◆ **WORK TO DO**
Reproduce the data in its entirety, exactly as supplied.

◆ **SUPPLIED DATA**
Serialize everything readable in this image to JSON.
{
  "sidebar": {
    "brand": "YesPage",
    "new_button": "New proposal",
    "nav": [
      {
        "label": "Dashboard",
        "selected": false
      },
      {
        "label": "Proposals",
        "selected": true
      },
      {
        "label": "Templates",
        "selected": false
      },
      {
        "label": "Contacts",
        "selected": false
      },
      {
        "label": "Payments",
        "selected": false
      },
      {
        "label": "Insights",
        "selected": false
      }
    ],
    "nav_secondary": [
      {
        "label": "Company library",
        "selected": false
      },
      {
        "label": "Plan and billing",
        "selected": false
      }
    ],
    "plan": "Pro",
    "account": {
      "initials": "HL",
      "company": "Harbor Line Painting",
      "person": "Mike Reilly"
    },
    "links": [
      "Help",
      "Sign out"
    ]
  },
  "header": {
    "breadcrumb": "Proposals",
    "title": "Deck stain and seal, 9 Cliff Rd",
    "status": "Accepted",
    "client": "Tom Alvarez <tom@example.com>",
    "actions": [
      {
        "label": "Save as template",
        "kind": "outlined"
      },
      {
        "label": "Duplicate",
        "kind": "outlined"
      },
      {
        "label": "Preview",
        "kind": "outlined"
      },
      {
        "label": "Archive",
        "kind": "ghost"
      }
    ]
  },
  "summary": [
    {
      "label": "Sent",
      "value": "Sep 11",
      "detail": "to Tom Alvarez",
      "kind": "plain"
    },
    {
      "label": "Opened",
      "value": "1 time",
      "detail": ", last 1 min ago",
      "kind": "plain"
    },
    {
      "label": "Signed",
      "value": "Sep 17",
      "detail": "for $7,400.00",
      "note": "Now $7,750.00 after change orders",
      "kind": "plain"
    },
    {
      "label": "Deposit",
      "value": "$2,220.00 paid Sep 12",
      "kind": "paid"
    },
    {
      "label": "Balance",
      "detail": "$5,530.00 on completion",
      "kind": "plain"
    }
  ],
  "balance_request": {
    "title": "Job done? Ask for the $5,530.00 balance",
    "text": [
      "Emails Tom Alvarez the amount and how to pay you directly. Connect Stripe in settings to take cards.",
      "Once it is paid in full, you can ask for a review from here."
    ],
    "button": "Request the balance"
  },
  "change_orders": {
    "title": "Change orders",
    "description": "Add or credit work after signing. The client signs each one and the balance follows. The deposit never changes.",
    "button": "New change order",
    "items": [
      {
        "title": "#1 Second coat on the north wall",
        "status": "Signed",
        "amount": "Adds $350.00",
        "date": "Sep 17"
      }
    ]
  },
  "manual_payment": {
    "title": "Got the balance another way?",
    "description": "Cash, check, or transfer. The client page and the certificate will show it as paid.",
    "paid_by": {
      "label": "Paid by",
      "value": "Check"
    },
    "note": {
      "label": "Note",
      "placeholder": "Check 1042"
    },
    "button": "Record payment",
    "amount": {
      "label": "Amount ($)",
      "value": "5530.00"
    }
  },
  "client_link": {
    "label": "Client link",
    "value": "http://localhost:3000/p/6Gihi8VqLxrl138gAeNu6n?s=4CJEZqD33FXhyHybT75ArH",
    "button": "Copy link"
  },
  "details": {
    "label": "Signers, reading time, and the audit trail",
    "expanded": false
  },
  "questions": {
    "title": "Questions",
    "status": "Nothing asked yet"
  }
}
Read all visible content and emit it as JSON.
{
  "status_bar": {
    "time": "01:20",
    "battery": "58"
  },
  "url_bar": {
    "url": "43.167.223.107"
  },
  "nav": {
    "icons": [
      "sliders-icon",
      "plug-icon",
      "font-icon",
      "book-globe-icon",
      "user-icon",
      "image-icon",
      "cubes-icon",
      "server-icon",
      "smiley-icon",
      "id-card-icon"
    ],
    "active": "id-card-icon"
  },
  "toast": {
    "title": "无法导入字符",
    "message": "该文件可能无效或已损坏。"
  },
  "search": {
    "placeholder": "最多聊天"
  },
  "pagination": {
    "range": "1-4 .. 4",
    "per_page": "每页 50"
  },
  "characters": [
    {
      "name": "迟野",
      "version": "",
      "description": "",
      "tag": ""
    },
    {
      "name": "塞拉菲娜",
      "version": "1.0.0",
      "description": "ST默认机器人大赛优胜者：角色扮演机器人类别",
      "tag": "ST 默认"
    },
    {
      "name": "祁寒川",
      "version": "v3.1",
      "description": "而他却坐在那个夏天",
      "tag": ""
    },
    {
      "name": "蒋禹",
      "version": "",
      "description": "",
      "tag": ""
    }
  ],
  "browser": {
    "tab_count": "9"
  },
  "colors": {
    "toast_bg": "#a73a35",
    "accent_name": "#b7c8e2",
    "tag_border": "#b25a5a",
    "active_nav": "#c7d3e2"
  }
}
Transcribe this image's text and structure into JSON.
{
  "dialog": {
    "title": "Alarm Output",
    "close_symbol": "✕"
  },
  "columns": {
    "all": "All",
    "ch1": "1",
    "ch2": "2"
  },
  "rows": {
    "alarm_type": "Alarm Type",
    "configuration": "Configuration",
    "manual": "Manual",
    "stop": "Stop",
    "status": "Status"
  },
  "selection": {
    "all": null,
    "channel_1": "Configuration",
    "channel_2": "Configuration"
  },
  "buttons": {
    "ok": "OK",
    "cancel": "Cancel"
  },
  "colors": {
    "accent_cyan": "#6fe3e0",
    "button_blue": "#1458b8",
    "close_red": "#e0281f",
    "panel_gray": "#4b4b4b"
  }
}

◆ **ANSWER TO THIS PROBLEM**
Serialize everything readable in this image to JSON.
{
  "sidebar": {
    "brand": "YesPage",
    "new_button": "New proposal",
    "nav": [
      {
        "label": "Dashboard",
        "selected": false
      },
      {
        "label": "Proposals",
        "selected": true
      },
      {
        "label": "Templates",
        "selected": false
      },
      {
        "label": "Contacts",
        "selected": false
      },
      {
        "label": "Payments",
        "selected": false
      },
      {
        "label": "Insights",
        "selected": false
      }
    ],
    "nav_secondary": [
      {
        "label": "Company library",
        "selected": false
      },
      {
        "label": "Plan and billing",
        "selected": false
      }
    ],
    "plan": "Pro",
    "account": {
      "initials": "HL",
      "company": "Harbor Line Painting",
      "person": "Mike Reilly"
    },
    "links": [
      "Help",
      "Sign out"
    ]
  },
  "header": {
    "breadcrumb": "Proposals",
    "title": "Deck stain and seal, 9 Cliff Rd",
    "status": "Accepted",
    "client": "Tom Alvarez <tom@example.com>",
    "actions": [
      {
        "label": "Save as template",
        "kind": "outlined"
      },
      {
        "label": "Duplicate",
        "kind": "outlined"
      },
      {
        "label": "Preview",
        "kind": "outlined"
      },
      {
        "label": "Archive",
        "kind": "ghost"
      }
    ]
  },
  "summary": [
    {
      "label": "Sent",
      "value": "Sep 11",
      "detail": "to Tom Alvarez",
      "kind": "plain"
    },
    {
      "label": "Opened",
      "value": "1 time",
      "detail": ", last 1 min ago",
      "kind": "plain"
    },
    {
      "label": "Signed",
      "value": "Sep 17",
      "detail": "for $7,400.00",
      "note": "Now $7,750.00 after change orders",
      "kind": "plain"
    },
    {
      "label": "Deposit",
      "value": "$2,220.00 paid Sep 12",
      "kind": "paid"
    },
    {
      "label": "Balance",
      "detail": "$5,530.00 on completion",
      "kind": "plain"
    }
  ],
  "balance_request": {
    "title": "Job done? Ask for the $5,530.00 balance",
    "text": [
      "Emails Tom Alvarez the amount and how to pay you directly. Connect Stripe in settings to take cards.",
      "Once it is paid in full, you can ask for a review from here."
    ],
    "button": "Request the balance"
  },
  "change_orders": {
    "title": "Change orders",
    "description": "Add or credit work after signing. The client signs each one and the balance follows. The deposit never changes.",
    "button": "New change order",
    "items": [
      {
        "title": "#1 Second coat on the north wall",
        "status": "Signed",
        "amount": "Adds $350.00",
        "date": "Sep 17"
      }
    ]
  },
  "manual_payment": {
    "title": "Got the balance another way?",
    "description": "Cash, check, or transfer. The client page and the certificate will show it as paid.",
    "paid_by": {
      "label": "Paid by",
      "value": "Check"
    },
    "note": {
      "label": "Note",
      "placeholder": "Check 1042"
    },
    "button": "Record payment",
    "amount": {
      "label": "Amount ($)",
      "value": "5530.00"
    }
  },
  "client_link": {
    "label": "Client link",
    "value": "http://localhost:3000/p/6Gihi8VqLxrl138gAeNu6n?s=4CJEZqD33FXhyHybT75ArH",
    "button": "Copy link"
  },
  "details": {
    "label": "Signers, reading time, and the audit trail",
    "expanded": false
  },
  "questions": {
    "title": "Questions",
    "status": "Nothing asked yet"
  }
}
Read all visible content and emit it as JSON.
{
  "status_bar": {
    "time": "01:20",
    "battery": "58"
  },
  "url_bar": {
    "url": "43.167.223.107"
  },
  "nav": {
    "icons": [
      "sliders-icon",
      "plug-icon",
      "font-icon",
      "book-globe-icon",
      "user-icon",
      "image-icon",
      "cubes-icon",
      "server-icon",
      "smiley-icon",
      "id-card-icon"
    ],
    "active": "id-card-icon"
  },
  "toast": {
    "title": "无法导入字符",
    "message": "该文件可能无效或已损坏。"
  },
  "search": {
    "placeholder": "最多聊天"
  },
  "pagination": {
    "range": "1-4 .. 4",
    "per_page": "每页 50"
  },
  "characters": [
    {
      "name": "迟野",
      "version": "",
      "description": "",
      "tag": ""
    },
    {
      "name": "塞拉菲娜",
      "version": "1.0.0",
      "description": "ST默认机器人大赛优胜者：角色扮演机器人类别",
      "tag": "ST 默认"
    },
    {
      "name": "祁寒川",
      "version": "v3.1",
      "description": "而他却坐在那个夏天",
      "tag": ""
    },
    {
      "name": "蒋禹",
      "version": "",
      "description": "",
      "tag": ""
    }
  ],
  "browser": {
    "tab_count": "9"
  },
  "colors": {
    "toast_bg": "#a73a35",
    "accent_name": "#b7c8e2",
    "tag_border": "#b25a5a",
    "active_nav": "#c7d3e2"
  }
}
Transcribe this image's text and structure into JSON.
{
  "dialog": {
    "title": "Alarm Output",
    "close_symbol": "✕"
  },
  "columns": {
    "all": "All",
    "ch1": "1",
    "ch2": "2"
  },
  "rows": {
    "alarm_type": "Alarm Type",
    "configuration": "Configuration",
    "manual": "Manual",
    "stop": "Stop",
    "status": "Status"
  },
  "selection": {
    "all": null,
    "channel_1": "Configuration",
    "channel_2": "Configuration"
  },
  "buttons": {
    "ok": "OK",
    "cancel": "Cancel"
  },
  "colors": {
    "accent_cyan": "#6fe3e0",
    "button_blue": "#1458b8",
    "close_red": "#e0281f",
    "panel_gray": "#4b4b4b"
  }
}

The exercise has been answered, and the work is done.